- _WHAT YOU ARE ASKED TO DO_
In the entries below, find the lines with the word "JSON" and copy them.

- _Source records_
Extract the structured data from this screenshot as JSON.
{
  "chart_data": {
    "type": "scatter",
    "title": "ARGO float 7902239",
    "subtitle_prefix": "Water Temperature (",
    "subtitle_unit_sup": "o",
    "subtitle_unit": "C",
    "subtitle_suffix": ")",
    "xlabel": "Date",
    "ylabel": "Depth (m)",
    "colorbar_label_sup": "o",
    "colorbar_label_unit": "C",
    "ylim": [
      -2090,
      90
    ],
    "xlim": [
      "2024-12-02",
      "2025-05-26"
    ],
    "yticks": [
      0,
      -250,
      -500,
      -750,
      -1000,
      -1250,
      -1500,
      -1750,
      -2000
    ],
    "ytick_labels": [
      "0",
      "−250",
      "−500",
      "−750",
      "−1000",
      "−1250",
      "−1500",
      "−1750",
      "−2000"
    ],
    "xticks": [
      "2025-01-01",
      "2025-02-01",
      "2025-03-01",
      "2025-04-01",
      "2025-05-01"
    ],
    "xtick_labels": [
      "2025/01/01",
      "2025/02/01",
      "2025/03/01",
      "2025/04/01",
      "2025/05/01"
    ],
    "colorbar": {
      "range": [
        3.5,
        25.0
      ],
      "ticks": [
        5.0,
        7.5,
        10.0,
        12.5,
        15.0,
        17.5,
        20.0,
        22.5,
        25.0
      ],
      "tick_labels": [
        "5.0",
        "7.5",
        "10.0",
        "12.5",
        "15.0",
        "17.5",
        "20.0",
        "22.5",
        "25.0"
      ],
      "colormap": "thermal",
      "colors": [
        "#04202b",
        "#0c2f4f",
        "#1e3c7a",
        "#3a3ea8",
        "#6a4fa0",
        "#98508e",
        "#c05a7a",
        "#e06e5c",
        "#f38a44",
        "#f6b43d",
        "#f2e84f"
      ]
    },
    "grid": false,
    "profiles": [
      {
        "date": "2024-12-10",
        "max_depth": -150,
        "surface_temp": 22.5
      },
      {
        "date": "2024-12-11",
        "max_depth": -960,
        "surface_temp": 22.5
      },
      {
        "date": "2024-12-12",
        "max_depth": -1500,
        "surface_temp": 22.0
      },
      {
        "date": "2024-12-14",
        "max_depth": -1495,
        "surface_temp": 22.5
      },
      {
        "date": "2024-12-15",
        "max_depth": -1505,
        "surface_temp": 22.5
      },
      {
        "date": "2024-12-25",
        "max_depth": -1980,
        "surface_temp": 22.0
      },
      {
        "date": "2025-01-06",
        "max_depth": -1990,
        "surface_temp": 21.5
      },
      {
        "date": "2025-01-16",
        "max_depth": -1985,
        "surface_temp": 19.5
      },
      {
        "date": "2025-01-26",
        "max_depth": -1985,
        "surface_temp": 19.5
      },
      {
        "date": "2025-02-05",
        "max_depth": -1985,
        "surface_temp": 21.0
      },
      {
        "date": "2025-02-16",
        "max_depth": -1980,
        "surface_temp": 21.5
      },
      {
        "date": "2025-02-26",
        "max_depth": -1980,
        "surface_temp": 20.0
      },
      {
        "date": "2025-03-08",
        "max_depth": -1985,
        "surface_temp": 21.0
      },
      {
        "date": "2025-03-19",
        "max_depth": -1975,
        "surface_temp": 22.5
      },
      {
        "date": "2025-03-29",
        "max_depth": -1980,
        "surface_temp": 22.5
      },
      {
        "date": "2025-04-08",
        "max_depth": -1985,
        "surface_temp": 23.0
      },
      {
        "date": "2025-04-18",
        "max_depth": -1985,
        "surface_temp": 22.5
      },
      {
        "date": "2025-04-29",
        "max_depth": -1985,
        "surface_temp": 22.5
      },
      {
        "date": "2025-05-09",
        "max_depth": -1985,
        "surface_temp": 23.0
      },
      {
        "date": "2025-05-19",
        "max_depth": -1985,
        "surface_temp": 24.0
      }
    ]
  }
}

==

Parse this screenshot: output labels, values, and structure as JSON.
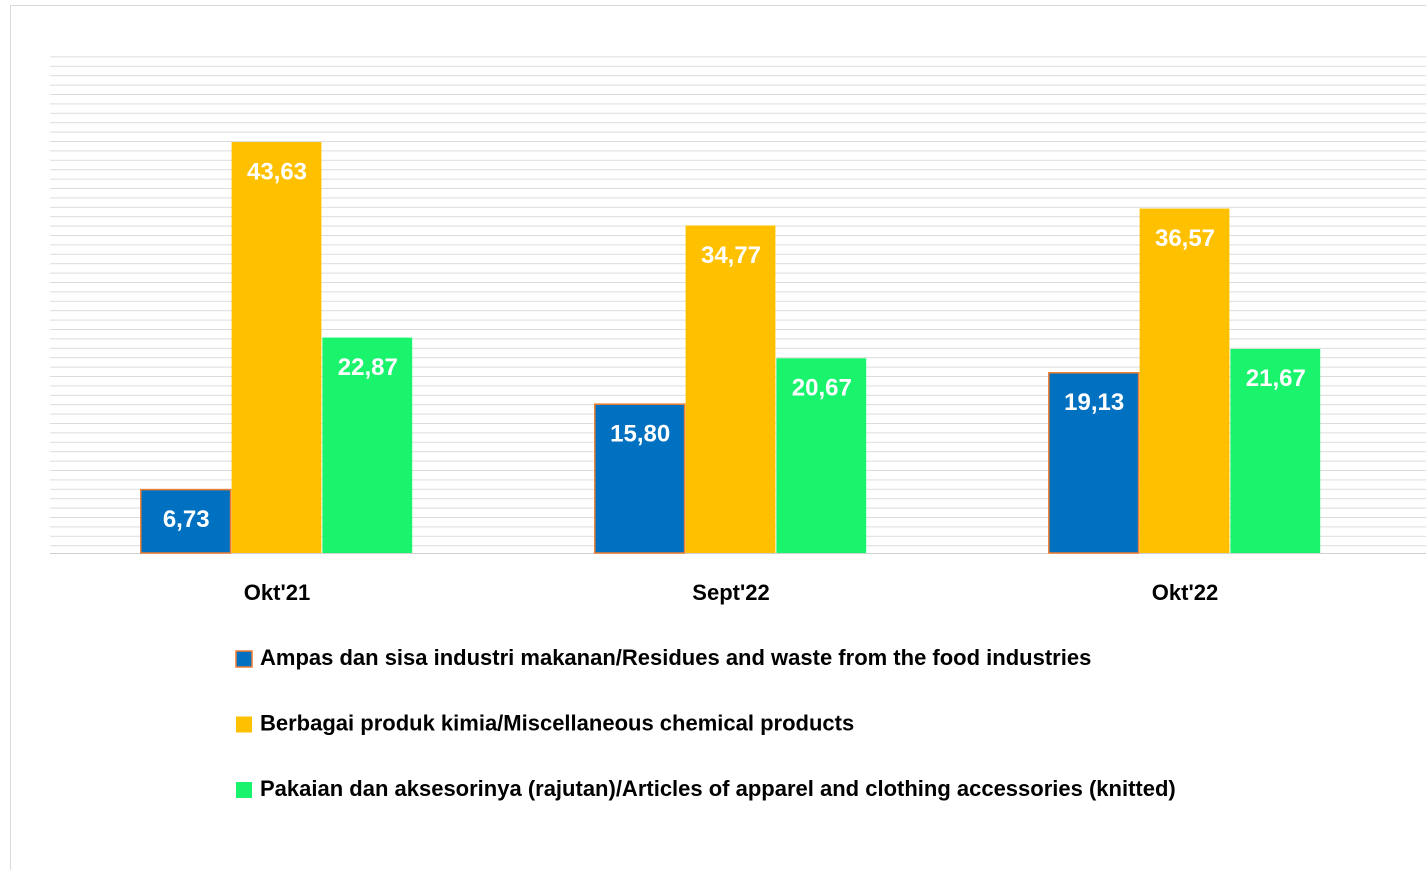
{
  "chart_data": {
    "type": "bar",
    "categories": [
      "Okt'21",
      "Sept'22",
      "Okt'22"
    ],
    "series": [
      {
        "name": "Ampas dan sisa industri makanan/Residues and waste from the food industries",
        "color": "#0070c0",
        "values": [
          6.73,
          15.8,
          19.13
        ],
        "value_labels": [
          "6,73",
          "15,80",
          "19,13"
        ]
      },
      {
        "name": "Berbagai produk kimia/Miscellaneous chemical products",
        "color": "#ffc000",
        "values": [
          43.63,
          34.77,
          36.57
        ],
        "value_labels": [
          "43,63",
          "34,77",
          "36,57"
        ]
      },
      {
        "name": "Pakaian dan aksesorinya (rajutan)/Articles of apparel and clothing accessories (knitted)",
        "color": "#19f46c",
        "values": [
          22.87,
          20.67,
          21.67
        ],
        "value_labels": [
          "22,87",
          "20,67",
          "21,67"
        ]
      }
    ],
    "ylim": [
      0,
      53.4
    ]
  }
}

- _THE RESULT_
Extract the structured data from this screenshot as JSON.
Parse this screenshot: output labels, values, and structure as JSON.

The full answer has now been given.